GOAL OF THE EXERCISE ->
With the pictures left out, copy the listing below exactly.

(Data excerpts)
----------------

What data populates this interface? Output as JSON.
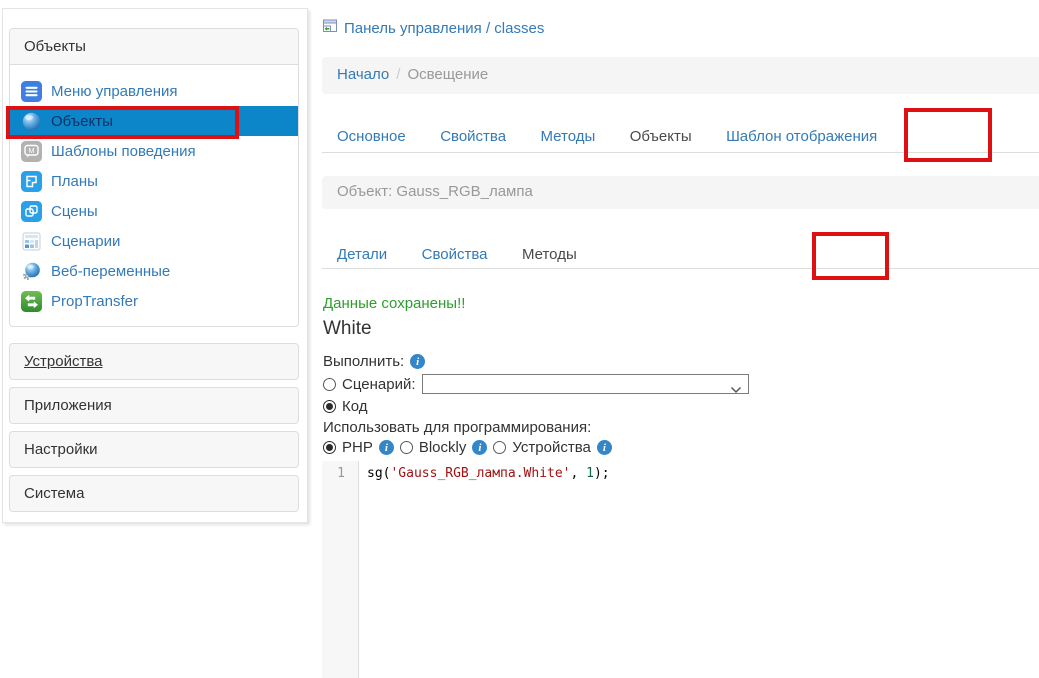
{
  "sidebar": {
    "panel_title": "Объекты",
    "menu_items": [
      {
        "label": "Меню управления"
      },
      {
        "label": "Объекты"
      },
      {
        "label": "Шаблоны поведения"
      },
      {
        "label": "Планы"
      },
      {
        "label": "Сцены"
      },
      {
        "label": "Сценарии"
      },
      {
        "label": "Веб-переменные"
      },
      {
        "label": "PropTransfer"
      }
    ],
    "active_item": "Объекты",
    "sections": [
      {
        "label": "Устройства"
      },
      {
        "label": "Приложения"
      },
      {
        "label": "Настройки"
      },
      {
        "label": "Система"
      }
    ]
  },
  "header": {
    "app_link": "Панель управления / classes",
    "breadcrumb": {
      "home": "Начало",
      "separator": "/",
      "current": "Освещение"
    }
  },
  "tabs": {
    "items": [
      {
        "label": "Основное"
      },
      {
        "label": "Свойства"
      },
      {
        "label": "Методы"
      },
      {
        "label": "Объекты"
      },
      {
        "label": "Шаблон отображения"
      }
    ],
    "active": "Объекты"
  },
  "object_bar": {
    "label": "Объект: Gauss_RGB_лампа"
  },
  "subtabs": {
    "items": [
      {
        "label": "Детали"
      },
      {
        "label": "Свойства"
      },
      {
        "label": "Методы"
      }
    ],
    "active": "Методы"
  },
  "method_form": {
    "saved_message": "Данные сохранены!!",
    "method_title": "White",
    "execute_label": "Выполнить:",
    "scenario_label": "Сценарий:",
    "scenario_value": "",
    "code_label": "Код",
    "execute_mode": "Код",
    "programming_label": "Использовать для программирования:",
    "languages": [
      {
        "label": "PHP"
      },
      {
        "label": "Blockly"
      },
      {
        "label": "Устройства"
      }
    ],
    "selected_language": "PHP"
  },
  "code_editor": {
    "line_number": "1",
    "code": {
      "fn": "sg(",
      "string": "'Gauss_RGB_лампа.White'",
      "sep": ", ",
      "number": "1",
      "end": ");"
    }
  },
  "colors": {
    "link_blue": "#337ab7",
    "active_item_bg": "#0c86c8",
    "active_item_text": "#0d3268",
    "annotation_red": "#dd1111",
    "success_green": "#2e9e2e",
    "string_red": "#a11111",
    "number_green": "#116644",
    "bar_gray": "#f5f5f5"
  }
}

----------------

ANSWER TO THIS TASK ->
What data populates this interface? Output as JSON.
{
  "sidebar": {
    "panel_title": "Объекты",
    "menu_items": [
      {
        "label": "Меню управления"
      },
      {
        "label": "Объекты"
      },
      {
        "label": "Шаблоны поведения"
      },
      {
        "label": "Планы"
      },
      {
        "label": "Сцены"
      },
      {
        "label": "Сценарии"
      },
      {
        "label": "Веб-переменные"
      },
      {
        "label": "PropTransfer"
      }
    ],
    "active_item": "Объекты",
    "sections": [
      {
        "label": "Устройства"
      },
      {
        "label": "Приложения"
      },
      {
        "label": "Настройки"
      },
      {
        "label": "Система"
      }
    ]
  },
  "header": {
    "app_link": "Панель управления / classes",
    "breadcrumb": {
      "home": "Начало",
      "separator": "/",
      "current": "Освещение"
    }
  },
  "tabs": {
    "items": [
      {
        "label": "Основное"
      },
      {
        "label": "Свойства"
      },
      {
        "label": "Методы"
      },
      {
        "label": "Объекты"
      },
      {
        "label": "Шаблон отображения"
      }
    ],
    "active": "Объекты"
  },
  "object_bar": {
    "label": "Объект: Gauss_RGB_лампа"
  },
  "subtabs": {
    "items": [
      {
        "label": "Детали"
      },
      {
        "label": "Свойства"
      },
      {
        "label": "Методы"
      }
    ],
    "active": "Методы"
  },
  "method_form": {
    "saved_message": "Данные сохранены!!",
    "method_title": "White",
    "execute_label": "Выполнить:",
    "scenario_label": "Сценарий:",
    "scenario_value": "",
    "code_label": "Код",
    "execute_mode": "Код",
    "programming_label": "Использовать для программирования:",
    "languages": [
      {
        "label": "PHP"
      },
      {
        "label": "Blockly"
      },
      {
        "label": "Устройства"
      }
    ],
    "selected_language": "PHP"
  },
  "code_editor": {
    "line_number": "1",
    "code": {
      "fn": "sg(",
      "string": "'Gauss_RGB_лампа.White'",
      "sep": ", ",
      "number": "1",
      "end": ");"
    }
  },
  "colors": {
    "link_blue": "#337ab7",
    "active_item_bg": "#0c86c8",
    "active_item_text": "#0d3268",
    "annotation_red": "#dd1111",
    "success_green": "#2e9e2e",
    "string_red": "#a11111",
    "number_green": "#116644",
    "bar_gray": "#f5f5f5"
  }
}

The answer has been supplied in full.